### Problem to work on
Collect the lines of the entries where "этой" shows up.

= = = = =

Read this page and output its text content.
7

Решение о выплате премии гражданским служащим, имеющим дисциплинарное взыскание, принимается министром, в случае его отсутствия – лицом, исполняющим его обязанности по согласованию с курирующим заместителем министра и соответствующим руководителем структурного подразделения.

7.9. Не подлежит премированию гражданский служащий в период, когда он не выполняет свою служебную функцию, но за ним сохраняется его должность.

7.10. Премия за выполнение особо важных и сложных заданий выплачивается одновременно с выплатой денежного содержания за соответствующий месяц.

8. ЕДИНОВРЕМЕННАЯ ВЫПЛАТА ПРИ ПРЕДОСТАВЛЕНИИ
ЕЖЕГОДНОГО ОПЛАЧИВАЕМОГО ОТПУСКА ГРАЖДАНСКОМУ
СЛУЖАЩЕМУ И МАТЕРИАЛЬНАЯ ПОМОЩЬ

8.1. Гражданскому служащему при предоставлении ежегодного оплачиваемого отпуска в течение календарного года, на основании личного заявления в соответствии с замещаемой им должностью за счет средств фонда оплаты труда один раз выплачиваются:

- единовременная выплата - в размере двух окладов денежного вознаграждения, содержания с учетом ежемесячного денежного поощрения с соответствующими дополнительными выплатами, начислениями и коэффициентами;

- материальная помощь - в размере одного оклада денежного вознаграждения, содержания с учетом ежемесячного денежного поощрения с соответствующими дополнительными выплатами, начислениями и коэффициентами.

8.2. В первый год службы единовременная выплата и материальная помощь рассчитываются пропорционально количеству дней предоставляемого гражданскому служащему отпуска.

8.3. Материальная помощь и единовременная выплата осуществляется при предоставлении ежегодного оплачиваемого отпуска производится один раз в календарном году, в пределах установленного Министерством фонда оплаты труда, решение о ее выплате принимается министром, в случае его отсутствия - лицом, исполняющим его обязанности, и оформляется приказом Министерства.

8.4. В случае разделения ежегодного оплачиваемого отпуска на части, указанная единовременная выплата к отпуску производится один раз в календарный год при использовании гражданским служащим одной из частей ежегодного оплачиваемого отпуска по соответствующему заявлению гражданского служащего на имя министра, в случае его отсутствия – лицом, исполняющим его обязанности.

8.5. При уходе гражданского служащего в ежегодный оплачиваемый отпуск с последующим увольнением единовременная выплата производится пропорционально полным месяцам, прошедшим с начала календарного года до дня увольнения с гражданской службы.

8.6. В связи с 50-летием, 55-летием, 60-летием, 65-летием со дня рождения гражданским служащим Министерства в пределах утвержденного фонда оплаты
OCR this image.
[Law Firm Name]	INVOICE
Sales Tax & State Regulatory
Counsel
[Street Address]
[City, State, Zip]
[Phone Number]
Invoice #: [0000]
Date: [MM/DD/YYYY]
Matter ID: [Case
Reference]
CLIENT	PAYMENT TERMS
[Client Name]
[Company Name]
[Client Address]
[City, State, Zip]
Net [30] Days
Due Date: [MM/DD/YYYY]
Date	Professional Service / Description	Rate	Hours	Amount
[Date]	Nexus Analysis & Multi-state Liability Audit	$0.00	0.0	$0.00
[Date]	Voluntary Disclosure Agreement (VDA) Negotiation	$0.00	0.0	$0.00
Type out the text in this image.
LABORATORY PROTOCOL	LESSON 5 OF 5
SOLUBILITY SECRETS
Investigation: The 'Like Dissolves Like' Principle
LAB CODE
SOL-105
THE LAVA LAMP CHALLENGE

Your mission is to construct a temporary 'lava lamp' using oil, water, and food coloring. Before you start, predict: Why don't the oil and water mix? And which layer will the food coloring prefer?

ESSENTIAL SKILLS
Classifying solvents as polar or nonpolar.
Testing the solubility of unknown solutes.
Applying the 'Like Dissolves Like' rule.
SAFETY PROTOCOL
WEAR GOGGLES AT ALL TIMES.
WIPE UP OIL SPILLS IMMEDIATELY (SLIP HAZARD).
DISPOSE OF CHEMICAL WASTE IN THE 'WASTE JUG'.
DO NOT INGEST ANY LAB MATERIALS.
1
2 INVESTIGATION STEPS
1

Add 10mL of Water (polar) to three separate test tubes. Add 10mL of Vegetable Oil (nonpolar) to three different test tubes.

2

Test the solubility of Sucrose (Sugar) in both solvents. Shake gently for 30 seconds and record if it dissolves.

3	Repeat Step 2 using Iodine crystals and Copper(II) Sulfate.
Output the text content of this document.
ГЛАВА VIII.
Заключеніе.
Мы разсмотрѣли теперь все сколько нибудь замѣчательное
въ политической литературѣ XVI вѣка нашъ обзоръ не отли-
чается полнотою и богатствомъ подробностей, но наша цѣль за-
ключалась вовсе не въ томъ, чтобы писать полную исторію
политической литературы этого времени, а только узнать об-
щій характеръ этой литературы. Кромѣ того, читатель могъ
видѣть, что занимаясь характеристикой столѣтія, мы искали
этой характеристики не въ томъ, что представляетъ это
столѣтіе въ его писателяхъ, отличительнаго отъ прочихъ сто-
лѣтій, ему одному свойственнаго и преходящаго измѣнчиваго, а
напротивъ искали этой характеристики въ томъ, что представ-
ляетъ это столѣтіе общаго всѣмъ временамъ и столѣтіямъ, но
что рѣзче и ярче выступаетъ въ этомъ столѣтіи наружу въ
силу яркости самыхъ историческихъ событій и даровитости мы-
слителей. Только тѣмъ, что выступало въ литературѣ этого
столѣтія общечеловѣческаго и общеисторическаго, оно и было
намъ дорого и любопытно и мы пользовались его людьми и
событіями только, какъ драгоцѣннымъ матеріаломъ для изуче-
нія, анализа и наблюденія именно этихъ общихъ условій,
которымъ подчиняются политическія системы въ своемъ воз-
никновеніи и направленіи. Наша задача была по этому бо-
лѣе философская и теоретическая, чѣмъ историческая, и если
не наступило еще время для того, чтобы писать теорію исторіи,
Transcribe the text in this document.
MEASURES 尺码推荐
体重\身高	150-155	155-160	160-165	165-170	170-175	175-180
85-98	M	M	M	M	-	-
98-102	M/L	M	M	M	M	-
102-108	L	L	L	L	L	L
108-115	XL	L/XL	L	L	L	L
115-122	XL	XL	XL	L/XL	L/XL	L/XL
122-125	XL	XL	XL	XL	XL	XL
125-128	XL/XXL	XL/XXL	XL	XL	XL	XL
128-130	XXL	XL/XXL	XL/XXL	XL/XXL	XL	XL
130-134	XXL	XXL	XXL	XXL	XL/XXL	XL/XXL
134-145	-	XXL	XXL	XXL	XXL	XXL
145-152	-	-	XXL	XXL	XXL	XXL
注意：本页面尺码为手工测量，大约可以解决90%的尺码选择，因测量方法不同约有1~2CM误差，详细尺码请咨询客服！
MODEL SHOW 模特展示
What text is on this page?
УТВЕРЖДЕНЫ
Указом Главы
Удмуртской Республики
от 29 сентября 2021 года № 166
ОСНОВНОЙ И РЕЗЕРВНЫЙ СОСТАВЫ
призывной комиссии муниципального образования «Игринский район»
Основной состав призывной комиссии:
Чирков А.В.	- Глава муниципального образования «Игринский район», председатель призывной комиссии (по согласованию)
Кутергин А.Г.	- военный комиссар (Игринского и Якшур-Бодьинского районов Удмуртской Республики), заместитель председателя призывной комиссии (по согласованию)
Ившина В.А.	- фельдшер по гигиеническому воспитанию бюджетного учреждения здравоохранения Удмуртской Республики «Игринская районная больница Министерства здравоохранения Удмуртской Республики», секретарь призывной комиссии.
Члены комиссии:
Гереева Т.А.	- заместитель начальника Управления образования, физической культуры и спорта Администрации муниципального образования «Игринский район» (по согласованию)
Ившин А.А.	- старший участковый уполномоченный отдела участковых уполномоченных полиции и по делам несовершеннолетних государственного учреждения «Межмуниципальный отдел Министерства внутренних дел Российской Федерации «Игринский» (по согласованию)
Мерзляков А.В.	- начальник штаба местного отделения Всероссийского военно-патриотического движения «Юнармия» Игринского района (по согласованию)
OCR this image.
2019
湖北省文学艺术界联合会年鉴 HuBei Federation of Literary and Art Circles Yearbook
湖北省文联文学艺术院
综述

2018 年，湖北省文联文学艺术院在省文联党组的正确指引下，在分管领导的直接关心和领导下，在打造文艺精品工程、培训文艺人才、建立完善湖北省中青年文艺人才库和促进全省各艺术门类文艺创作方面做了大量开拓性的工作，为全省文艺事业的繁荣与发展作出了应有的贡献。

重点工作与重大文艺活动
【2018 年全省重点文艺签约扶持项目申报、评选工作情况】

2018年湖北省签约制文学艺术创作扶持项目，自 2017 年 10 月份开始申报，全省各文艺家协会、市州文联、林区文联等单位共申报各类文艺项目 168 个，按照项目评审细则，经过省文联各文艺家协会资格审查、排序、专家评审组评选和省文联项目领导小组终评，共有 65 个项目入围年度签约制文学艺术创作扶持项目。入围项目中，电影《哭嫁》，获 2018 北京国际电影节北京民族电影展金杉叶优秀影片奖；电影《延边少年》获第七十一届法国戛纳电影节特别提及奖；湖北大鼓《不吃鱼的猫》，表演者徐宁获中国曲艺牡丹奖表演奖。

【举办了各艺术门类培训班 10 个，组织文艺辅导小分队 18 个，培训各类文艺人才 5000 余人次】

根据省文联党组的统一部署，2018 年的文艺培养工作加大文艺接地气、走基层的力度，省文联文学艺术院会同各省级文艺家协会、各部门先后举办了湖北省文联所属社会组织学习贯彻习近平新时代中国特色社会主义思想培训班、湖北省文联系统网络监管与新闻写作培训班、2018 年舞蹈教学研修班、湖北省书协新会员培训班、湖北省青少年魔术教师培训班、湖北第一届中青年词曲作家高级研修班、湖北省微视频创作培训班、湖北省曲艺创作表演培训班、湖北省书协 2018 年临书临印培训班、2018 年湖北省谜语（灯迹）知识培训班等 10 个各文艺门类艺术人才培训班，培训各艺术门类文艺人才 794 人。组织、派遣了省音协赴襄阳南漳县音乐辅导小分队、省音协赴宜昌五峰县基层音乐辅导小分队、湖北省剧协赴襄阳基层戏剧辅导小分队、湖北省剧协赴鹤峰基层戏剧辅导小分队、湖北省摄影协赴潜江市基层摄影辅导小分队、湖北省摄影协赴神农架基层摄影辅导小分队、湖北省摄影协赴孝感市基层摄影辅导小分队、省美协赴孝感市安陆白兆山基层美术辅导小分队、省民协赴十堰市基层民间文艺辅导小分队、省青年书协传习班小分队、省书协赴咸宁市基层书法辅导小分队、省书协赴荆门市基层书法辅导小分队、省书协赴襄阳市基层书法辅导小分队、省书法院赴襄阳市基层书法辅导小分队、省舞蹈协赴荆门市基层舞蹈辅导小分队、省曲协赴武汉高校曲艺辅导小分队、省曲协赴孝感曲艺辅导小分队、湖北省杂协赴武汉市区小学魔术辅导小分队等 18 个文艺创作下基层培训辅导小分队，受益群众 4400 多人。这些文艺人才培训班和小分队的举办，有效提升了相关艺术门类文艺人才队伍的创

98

= = = = =

### The reply
щій характеръ этой литературы. Кромѣ того, читатель могъ
этой характеристики не въ томъ, что представляетъ это
напротивъ искали этой характеристики въ томъ, что представ-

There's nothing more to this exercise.